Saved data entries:

────

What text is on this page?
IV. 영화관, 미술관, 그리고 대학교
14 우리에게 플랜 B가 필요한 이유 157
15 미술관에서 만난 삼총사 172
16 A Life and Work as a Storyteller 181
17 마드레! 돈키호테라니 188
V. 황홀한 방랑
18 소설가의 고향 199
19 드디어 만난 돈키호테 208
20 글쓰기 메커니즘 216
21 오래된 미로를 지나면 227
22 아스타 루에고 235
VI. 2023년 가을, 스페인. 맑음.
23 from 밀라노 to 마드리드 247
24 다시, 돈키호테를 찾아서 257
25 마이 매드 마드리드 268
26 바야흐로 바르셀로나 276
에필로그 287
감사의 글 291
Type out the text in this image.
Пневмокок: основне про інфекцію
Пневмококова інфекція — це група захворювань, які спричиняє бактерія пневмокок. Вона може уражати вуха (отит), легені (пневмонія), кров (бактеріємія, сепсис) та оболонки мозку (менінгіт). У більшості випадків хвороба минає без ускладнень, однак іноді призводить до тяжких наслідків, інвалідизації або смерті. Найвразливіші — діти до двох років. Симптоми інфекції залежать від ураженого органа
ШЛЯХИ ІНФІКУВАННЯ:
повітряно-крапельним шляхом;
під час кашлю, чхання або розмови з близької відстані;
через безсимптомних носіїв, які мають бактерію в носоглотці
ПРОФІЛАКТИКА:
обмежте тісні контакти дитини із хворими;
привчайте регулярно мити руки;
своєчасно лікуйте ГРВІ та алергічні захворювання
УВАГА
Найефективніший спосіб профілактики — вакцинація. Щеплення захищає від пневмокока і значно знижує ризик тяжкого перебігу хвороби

────

WHAT TO PRODUCE: The records above are to be repeated exactly, in their entirety.

WRITTEN RESPONSE:
What text is on this page?
IV. 영화관, 미술관, 그리고 대학교
14 우리에게 플랜 B가 필요한 이유 157
15 미술관에서 만난 삼총사 172
16 A Life and Work as a Storyteller 181
17 마드레! 돈키호테라니 188
V. 황홀한 방랑
18 소설가의 고향 199
19 드디어 만난 돈키호테 208
20 글쓰기 메커니즘 216
21 오래된 미로를 지나면 227
22 아스타 루에고 235
VI. 2023년 가을, 스페인. 맑음.
23 from 밀라노 to 마드리드 247
24 다시, 돈키호테를 찾아서 257
25 마이 매드 마드리드 268
26 바야흐로 바르셀로나 276
에필로그 287
감사의 글 291
Type out the text in this image.
Пневмокок: основне про інфекцію
Пневмококова інфекція — це група захворювань, які спричиняє бактерія пневмокок. Вона може уражати вуха (отит), легені (пневмонія), кров (бактеріємія, сепсис) та оболонки мозку (менінгіт). У більшості випадків хвороба минає без ускладнень, однак іноді призводить до тяжких наслідків, інвалідизації або смерті. Найвразливіші — діти до двох років. Симптоми інфекції залежать від ураженого органа
ШЛЯХИ ІНФІКУВАННЯ:
повітряно-крапельним шляхом;
під час кашлю, чхання або розмови з близької відстані;
через безсимптомних носіїв, які мають бактерію в носоглотці
ПРОФІЛАКТИКА:
обмежте тісні контакти дитини із хворими;
привчайте регулярно мити руки;
своєчасно лікуйте ГРВІ та алергічні захворювання
УВАГА
Найефективніший спосіб профілактики — вакцинація. Щеплення захищає від пневмокока і значно знижує ризик тяжкого перебігу хвороби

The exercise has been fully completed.